- _GIVEN RECORDS_

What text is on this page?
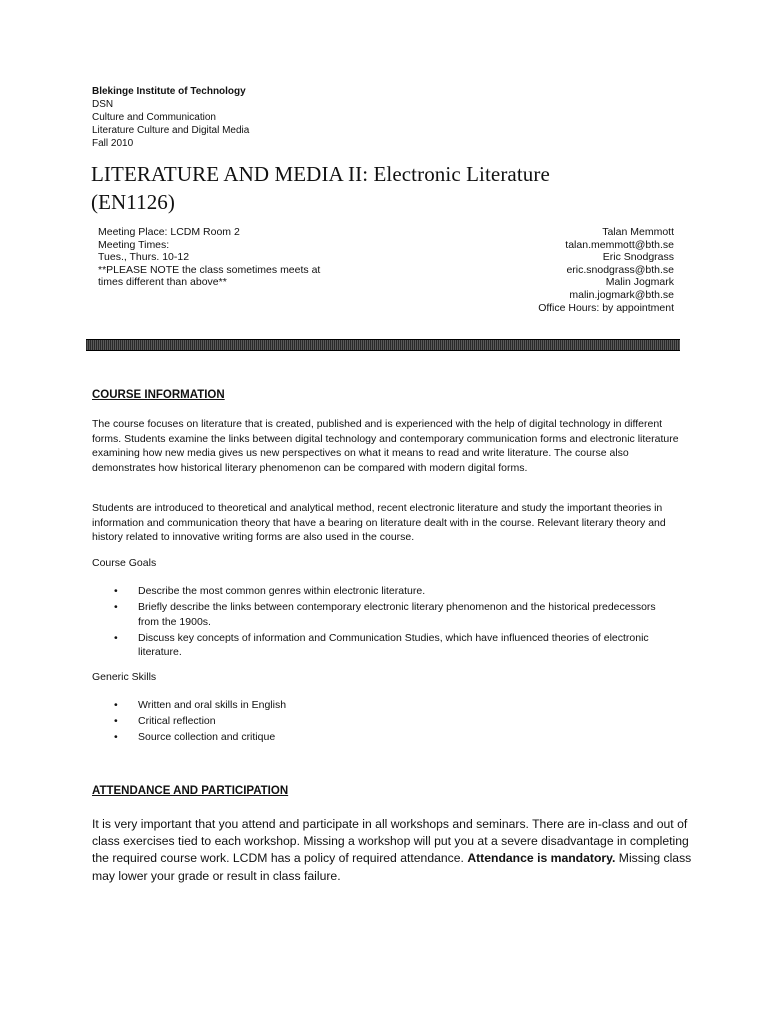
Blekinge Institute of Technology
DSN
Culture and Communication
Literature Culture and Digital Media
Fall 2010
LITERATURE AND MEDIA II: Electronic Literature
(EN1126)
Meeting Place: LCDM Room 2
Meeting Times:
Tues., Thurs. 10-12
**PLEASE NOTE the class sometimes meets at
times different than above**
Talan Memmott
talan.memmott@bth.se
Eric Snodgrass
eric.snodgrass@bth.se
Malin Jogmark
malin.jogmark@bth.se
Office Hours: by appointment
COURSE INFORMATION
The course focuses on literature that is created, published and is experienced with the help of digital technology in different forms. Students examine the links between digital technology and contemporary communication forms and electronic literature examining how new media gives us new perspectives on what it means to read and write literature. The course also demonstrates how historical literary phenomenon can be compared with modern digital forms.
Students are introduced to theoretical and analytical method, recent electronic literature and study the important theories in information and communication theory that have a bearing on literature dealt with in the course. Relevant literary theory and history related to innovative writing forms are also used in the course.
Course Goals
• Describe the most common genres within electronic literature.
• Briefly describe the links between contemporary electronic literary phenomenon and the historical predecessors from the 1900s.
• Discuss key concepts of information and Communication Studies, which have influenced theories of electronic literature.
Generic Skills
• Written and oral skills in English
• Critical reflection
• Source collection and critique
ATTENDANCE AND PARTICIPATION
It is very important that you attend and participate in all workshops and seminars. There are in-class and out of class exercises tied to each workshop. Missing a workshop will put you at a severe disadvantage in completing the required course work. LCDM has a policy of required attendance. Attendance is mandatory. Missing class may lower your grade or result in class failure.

---

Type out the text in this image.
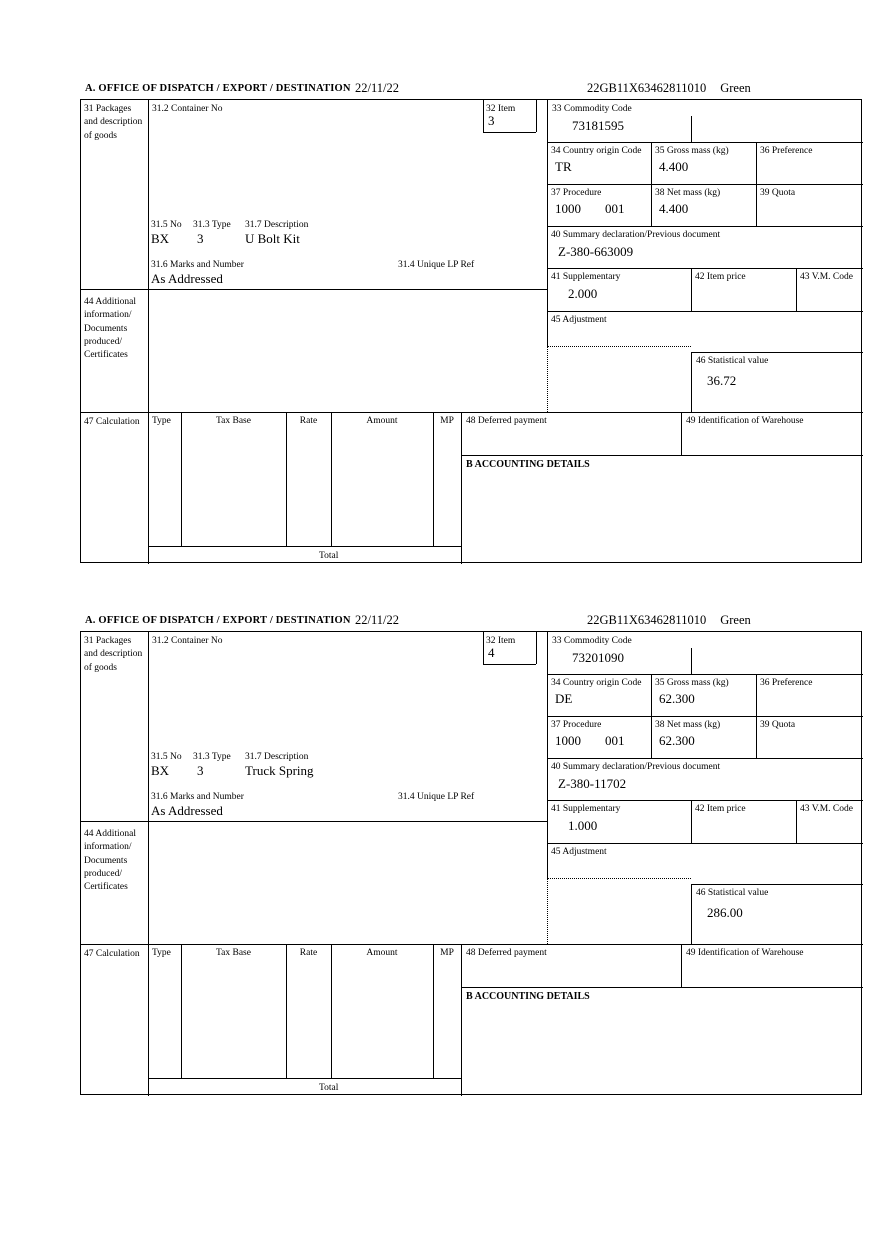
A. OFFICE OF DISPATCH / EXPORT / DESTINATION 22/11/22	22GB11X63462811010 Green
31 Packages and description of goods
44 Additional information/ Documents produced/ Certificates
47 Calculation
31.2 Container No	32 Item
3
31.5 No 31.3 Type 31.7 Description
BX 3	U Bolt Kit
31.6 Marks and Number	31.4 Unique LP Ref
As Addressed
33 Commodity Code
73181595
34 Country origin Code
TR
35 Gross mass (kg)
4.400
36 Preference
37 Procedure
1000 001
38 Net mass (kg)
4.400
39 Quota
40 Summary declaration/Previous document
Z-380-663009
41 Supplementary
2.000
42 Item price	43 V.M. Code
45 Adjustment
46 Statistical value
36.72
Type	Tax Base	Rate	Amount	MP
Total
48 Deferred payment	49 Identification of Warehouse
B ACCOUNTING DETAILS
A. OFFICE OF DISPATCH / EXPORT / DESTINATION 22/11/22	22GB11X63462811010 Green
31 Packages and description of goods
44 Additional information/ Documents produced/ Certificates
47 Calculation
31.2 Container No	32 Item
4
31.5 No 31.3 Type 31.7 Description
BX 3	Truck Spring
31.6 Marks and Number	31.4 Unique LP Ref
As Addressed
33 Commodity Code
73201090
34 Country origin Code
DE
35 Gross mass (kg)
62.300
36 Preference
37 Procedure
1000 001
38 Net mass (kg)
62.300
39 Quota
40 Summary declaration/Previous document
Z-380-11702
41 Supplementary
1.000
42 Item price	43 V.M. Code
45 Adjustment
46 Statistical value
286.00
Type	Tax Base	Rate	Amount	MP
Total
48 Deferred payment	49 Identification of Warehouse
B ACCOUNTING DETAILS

- _STATED EXERCISE_
Copy out every line that includes the word "phenomenon".

- _RESULT OF THIS EXERCISE_
The course focuses on literature that is created, published and is experienced with the help of digital technology in different forms. Students examine the links between digital technology and contemporary communication forms and electronic literature examining how new media gives us new perspectives on what it means to read and write literature. The course also demonstrates how historical literary phenomenon can be compared with modern digital forms.
• Briefly describe the links between contemporary electronic literary phenomenon and the historical predecessors from the 1900s.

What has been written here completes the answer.